↓↓↓

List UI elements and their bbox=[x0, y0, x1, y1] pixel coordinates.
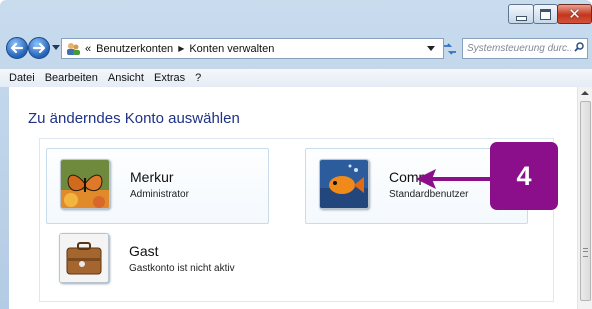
menu-bearbeiten[interactable]: Bearbeiten bbox=[45, 72, 98, 84]
minimize-icon bbox=[515, 15, 527, 21]
refresh-icon bbox=[444, 42, 456, 55]
breadcrumb-benutzerkonten[interactable]: Benutzerkonten bbox=[96, 43, 173, 55]
suitcase-icon bbox=[59, 233, 109, 283]
account-name: Merkur bbox=[130, 169, 174, 185]
breadcrumb-konten-verwalten[interactable]: Konten verwalten bbox=[189, 43, 274, 55]
users-icon bbox=[65, 41, 81, 57]
menu-extras[interactable]: Extras bbox=[154, 72, 185, 84]
search-icon[interactable] bbox=[574, 42, 584, 52]
address-dropdown-icon[interactable] bbox=[427, 46, 435, 51]
page-title: Zu änderndes Konto auswählen bbox=[28, 110, 240, 127]
minimize-button[interactable] bbox=[508, 4, 534, 24]
navigation-row: « Benutzerkonten ▶ Konten verwalten Syst… bbox=[0, 36, 592, 64]
account-role: Administrator bbox=[130, 189, 189, 200]
menu-datei[interactable]: Datei bbox=[9, 72, 35, 84]
account-tile-gast[interactable]: Gast Gastkonto ist nicht aktiv bbox=[46, 223, 269, 299]
butterfly-icon bbox=[60, 159, 110, 209]
scroll-up-icon[interactable] bbox=[581, 91, 589, 95]
back-button[interactable] bbox=[6, 37, 28, 59]
grip-icon bbox=[583, 248, 588, 257]
title-bar: ✕ bbox=[0, 0, 592, 30]
search-box[interactable]: Systemsteuerung durc... bbox=[462, 38, 588, 59]
close-icon: ✕ bbox=[568, 5, 581, 23]
fish-icon bbox=[319, 159, 369, 209]
account-tile-merkur[interactable]: Merkur Administrator bbox=[46, 148, 269, 224]
scroll-thumb[interactable] bbox=[580, 101, 591, 301]
breadcrumb-separator-icon[interactable]: ▶ bbox=[178, 44, 184, 53]
menu-ansicht[interactable]: Ansicht bbox=[108, 72, 144, 84]
account-name: Gast bbox=[129, 243, 159, 259]
recent-pages-dropdown[interactable] bbox=[52, 45, 60, 50]
maximize-button[interactable] bbox=[533, 4, 558, 24]
forward-arrow-icon bbox=[32, 42, 46, 54]
maximize-icon bbox=[540, 8, 551, 20]
vertical-scrollbar[interactable] bbox=[577, 87, 592, 309]
account-role: Gastkonto ist nicht aktiv bbox=[129, 263, 235, 274]
menu-bar: Datei Bearbeiten Ansicht Extras ? bbox=[0, 68, 592, 87]
menu-help[interactable]: ? bbox=[195, 72, 201, 84]
address-bar[interactable]: « Benutzerkonten ▶ Konten verwalten bbox=[61, 38, 444, 59]
annotation-arrow-icon bbox=[416, 169, 492, 189]
close-button[interactable]: ✕ bbox=[557, 4, 592, 24]
account-list: Merkur Administrator Comp Standardbenutz… bbox=[39, 138, 554, 302]
breadcrumb-overflow[interactable]: « bbox=[85, 43, 91, 55]
forward-button[interactable] bbox=[28, 37, 50, 59]
refresh-button[interactable] bbox=[440, 38, 460, 59]
search-input[interactable]: Systemsteuerung durc... bbox=[467, 43, 571, 54]
step-number-badge: 4 bbox=[490, 142, 558, 210]
back-arrow-icon bbox=[10, 42, 24, 54]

↑↑↑

#### GIVEN REQUEST
Quote the items above line for line, leaving out the pictures.

#### ANSWER TO THE PROBLEM
List UI elements and their bbox=[x0, y0, x1, y1] pixel coordinates.
menu-bearbeiten[interactable]: Bearbeiten bbox=[45, 72, 98, 84]
minimize-icon bbox=[515, 15, 527, 21]
refresh-icon bbox=[444, 42, 456, 55]
breadcrumb-benutzerkonten[interactable]: Benutzerkonten bbox=[96, 43, 173, 55]
suitcase-icon bbox=[59, 233, 109, 283]
account-name: Merkur bbox=[130, 169, 174, 185]
breadcrumb-konten-verwalten[interactable]: Konten verwalten bbox=[189, 43, 274, 55]
users-icon bbox=[65, 41, 81, 57]
menu-extras[interactable]: Extras bbox=[154, 72, 185, 84]
search-icon[interactable] bbox=[574, 42, 584, 52]
address-dropdown-icon[interactable] bbox=[427, 46, 435, 51]
page-title: Zu änderndes Konto auswählen bbox=[28, 110, 240, 127]
minimize-button[interactable] bbox=[508, 4, 534, 24]
navigation-row: « Benutzerkonten ▶ Konten verwalten Syst… bbox=[0, 36, 592, 64]
account-role: Administrator bbox=[130, 189, 189, 200]
menu-datei[interactable]: Datei bbox=[9, 72, 35, 84]
account-tile-gast[interactable]: Gast Gastkonto ist nicht aktiv bbox=[46, 223, 269, 299]
butterfly-icon bbox=[60, 159, 110, 209]
scroll-up-icon[interactable] bbox=[581, 91, 589, 95]
back-button[interactable] bbox=[6, 37, 28, 59]
grip-icon bbox=[583, 248, 588, 257]
title-bar: ✕ bbox=[0, 0, 592, 30]
search-box[interactable]: Systemsteuerung durc... bbox=[462, 38, 588, 59]
close-icon: ✕ bbox=[568, 5, 581, 23]
fish-icon bbox=[319, 159, 369, 209]
account-tile-merkur[interactable]: Merkur Administrator bbox=[46, 148, 269, 224]
scroll-thumb[interactable] bbox=[580, 101, 591, 301]
breadcrumb-separator-icon[interactable]: ▶ bbox=[178, 44, 184, 53]
menu-ansicht[interactable]: Ansicht bbox=[108, 72, 144, 84]
account-name: Gast bbox=[129, 243, 159, 259]
recent-pages-dropdown[interactable] bbox=[52, 45, 60, 50]
maximize-button[interactable] bbox=[533, 4, 558, 24]
forward-arrow-icon bbox=[32, 42, 46, 54]
maximize-icon bbox=[540, 8, 551, 20]
vertical-scrollbar[interactable] bbox=[577, 87, 592, 309]
account-role: Gastkonto ist nicht aktiv bbox=[129, 263, 235, 274]
menu-bar: Datei Bearbeiten Ansicht Extras ? bbox=[0, 68, 592, 87]
menu-help[interactable]: ? bbox=[195, 72, 201, 84]
address-bar[interactable]: « Benutzerkonten ▶ Konten verwalten bbox=[61, 38, 444, 59]
annotation-arrow-icon bbox=[416, 169, 492, 189]
close-button[interactable]: ✕ bbox=[557, 4, 592, 24]
account-list: Merkur Administrator Comp Standardbenutz… bbox=[39, 138, 554, 302]
breadcrumb-overflow[interactable]: « bbox=[85, 43, 91, 55]
forward-button[interactable] bbox=[28, 37, 50, 59]
refresh-button[interactable] bbox=[440, 38, 460, 59]
search-input[interactable]: Systemsteuerung durc... bbox=[467, 43, 571, 54]
step-number-badge: 4 bbox=[490, 142, 558, 210]
back-arrow-icon bbox=[10, 42, 24, 54]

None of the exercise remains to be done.